Exercise description:
Your task is to tally the lines of the listing containing the word "xlabel" and report the figure alone.

-- -- --

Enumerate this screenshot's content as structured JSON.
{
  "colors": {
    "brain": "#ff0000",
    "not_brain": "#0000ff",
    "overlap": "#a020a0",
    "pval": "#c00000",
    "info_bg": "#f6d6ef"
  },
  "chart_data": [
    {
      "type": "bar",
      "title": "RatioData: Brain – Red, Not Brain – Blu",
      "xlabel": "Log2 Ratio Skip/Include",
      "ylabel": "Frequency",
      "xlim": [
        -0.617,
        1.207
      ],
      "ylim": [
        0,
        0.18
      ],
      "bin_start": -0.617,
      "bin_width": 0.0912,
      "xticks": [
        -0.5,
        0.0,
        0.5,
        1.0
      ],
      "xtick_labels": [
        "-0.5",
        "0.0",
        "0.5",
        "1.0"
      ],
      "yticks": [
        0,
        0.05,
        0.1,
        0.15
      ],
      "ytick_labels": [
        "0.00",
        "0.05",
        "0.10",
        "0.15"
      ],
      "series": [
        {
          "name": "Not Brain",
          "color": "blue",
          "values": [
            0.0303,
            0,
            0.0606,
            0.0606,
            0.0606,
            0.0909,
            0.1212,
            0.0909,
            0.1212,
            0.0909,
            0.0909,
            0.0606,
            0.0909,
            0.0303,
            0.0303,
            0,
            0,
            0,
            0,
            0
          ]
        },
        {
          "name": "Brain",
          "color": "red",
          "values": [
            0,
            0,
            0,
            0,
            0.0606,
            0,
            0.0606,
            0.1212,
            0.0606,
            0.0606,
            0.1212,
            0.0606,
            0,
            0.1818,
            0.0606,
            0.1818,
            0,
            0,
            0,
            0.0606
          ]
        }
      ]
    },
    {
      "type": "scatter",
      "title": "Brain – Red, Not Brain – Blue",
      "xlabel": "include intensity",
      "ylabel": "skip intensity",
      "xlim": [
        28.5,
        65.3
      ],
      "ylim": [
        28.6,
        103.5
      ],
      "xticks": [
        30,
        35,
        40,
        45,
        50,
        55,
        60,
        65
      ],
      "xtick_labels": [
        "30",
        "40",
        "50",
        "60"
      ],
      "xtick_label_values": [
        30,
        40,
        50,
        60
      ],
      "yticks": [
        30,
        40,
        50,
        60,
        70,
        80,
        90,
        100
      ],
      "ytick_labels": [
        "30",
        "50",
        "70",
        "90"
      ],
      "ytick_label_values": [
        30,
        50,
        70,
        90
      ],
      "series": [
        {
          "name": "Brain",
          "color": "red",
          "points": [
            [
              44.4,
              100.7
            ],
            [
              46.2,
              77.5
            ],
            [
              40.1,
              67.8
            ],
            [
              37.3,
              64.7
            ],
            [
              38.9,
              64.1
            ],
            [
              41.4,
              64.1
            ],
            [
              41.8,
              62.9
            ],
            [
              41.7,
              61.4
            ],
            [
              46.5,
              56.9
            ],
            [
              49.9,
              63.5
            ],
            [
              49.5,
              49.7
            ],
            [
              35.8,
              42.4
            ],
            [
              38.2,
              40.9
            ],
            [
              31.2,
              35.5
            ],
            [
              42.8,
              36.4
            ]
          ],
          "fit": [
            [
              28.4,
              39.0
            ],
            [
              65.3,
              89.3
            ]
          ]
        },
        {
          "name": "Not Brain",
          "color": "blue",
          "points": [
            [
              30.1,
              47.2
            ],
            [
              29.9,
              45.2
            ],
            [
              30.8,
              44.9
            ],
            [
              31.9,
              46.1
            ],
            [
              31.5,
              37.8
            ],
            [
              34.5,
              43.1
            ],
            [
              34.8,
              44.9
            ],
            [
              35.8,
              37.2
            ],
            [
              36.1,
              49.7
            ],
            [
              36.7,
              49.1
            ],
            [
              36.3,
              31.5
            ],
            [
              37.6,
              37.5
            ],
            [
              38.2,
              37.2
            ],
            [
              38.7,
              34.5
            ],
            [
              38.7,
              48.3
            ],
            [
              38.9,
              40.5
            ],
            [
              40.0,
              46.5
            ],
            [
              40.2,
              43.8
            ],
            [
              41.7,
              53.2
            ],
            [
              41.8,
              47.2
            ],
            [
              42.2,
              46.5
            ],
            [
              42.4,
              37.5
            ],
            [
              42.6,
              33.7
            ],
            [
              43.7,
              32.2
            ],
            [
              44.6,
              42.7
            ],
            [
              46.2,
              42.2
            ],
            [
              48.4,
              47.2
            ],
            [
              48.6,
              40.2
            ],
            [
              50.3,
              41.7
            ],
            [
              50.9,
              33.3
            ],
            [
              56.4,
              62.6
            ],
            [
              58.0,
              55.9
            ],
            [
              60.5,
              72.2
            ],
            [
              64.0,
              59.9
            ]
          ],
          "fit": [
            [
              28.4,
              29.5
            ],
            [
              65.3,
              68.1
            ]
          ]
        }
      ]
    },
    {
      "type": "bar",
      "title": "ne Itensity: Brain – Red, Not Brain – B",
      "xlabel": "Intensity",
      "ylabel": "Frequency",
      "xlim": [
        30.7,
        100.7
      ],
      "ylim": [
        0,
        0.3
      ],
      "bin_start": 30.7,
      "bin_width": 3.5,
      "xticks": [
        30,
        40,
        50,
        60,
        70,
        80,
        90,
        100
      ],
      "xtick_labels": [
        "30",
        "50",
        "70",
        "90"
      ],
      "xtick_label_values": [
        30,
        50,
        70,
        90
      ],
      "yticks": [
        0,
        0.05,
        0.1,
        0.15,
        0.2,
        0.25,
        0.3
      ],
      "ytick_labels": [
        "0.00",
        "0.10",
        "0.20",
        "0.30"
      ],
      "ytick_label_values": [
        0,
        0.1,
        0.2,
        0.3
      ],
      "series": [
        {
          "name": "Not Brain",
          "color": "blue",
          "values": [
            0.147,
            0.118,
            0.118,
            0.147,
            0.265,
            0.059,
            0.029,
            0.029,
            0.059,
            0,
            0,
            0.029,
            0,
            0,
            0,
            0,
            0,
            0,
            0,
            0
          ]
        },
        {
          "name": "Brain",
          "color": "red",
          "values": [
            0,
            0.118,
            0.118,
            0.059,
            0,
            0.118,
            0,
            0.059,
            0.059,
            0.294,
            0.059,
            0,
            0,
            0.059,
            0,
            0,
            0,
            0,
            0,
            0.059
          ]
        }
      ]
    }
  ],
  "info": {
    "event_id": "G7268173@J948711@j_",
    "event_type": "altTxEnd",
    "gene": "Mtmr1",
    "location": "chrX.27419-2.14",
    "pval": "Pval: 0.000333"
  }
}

-- -- --

Final answer:
3